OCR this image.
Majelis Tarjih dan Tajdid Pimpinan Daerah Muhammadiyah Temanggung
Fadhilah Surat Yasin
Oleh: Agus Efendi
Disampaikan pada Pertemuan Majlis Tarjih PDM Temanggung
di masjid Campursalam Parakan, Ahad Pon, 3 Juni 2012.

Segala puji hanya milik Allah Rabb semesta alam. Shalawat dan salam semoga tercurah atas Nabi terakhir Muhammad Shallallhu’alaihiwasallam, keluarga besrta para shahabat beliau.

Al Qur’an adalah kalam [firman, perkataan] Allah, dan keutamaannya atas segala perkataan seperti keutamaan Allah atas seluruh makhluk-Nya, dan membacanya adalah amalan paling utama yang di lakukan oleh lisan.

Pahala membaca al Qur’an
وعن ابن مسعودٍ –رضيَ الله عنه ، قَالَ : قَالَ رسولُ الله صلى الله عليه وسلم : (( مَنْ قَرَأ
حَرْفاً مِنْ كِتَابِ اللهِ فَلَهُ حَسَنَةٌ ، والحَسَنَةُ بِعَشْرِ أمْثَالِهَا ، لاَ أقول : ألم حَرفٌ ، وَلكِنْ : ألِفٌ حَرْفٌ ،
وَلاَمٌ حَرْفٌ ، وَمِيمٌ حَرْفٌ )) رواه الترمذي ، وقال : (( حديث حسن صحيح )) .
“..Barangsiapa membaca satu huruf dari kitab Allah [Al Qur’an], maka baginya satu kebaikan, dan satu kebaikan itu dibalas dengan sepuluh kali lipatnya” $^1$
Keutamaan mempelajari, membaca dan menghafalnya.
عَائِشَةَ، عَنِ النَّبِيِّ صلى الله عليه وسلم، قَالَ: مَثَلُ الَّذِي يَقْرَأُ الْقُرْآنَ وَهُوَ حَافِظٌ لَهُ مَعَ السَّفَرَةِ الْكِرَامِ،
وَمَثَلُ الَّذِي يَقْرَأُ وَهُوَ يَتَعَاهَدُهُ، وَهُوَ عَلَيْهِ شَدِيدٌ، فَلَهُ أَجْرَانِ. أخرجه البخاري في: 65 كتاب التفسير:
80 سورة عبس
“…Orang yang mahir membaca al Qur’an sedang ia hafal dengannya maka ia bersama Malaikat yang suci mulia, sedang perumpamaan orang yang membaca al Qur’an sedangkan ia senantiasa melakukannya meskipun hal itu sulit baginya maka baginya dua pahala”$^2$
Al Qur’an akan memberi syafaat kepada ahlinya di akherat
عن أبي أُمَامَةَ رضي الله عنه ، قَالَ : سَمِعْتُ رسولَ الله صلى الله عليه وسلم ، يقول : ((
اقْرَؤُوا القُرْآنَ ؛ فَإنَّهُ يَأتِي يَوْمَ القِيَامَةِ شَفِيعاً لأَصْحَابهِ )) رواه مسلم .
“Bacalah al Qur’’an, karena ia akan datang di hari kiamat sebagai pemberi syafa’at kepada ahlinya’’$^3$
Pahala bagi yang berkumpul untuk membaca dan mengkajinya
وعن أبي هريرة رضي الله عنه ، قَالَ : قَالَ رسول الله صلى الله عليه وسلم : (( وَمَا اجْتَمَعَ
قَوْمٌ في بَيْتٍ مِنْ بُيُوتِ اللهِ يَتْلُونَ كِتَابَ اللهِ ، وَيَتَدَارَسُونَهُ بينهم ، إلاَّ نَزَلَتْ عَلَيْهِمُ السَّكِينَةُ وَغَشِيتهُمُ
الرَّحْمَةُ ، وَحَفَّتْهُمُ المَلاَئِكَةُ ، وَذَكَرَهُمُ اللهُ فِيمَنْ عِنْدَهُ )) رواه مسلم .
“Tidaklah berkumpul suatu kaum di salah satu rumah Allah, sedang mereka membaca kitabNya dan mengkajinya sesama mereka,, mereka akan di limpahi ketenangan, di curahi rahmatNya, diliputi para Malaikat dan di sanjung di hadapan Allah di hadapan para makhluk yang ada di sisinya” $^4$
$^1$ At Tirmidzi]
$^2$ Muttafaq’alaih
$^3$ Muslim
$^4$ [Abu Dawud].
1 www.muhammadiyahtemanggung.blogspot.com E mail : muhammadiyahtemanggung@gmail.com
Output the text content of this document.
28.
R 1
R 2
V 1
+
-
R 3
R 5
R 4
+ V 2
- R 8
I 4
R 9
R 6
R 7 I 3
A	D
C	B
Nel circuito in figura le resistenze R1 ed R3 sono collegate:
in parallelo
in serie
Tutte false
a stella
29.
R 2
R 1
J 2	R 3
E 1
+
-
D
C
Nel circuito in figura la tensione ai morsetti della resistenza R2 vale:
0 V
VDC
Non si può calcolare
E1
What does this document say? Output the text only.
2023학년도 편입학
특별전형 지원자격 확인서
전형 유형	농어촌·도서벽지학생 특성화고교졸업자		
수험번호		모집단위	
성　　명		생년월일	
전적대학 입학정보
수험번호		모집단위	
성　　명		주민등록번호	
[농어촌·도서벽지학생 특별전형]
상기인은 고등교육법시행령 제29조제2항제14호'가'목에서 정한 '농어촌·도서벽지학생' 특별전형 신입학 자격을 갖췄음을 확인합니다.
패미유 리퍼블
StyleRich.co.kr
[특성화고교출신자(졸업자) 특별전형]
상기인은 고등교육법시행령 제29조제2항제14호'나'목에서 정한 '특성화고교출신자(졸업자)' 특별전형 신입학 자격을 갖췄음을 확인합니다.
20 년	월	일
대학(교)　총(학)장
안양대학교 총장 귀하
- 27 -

= Goal of the exercise =
Your task is to report how many lines of the material include the string "특성화고교출신자". Give the number and no other words.

= Complete answer =
2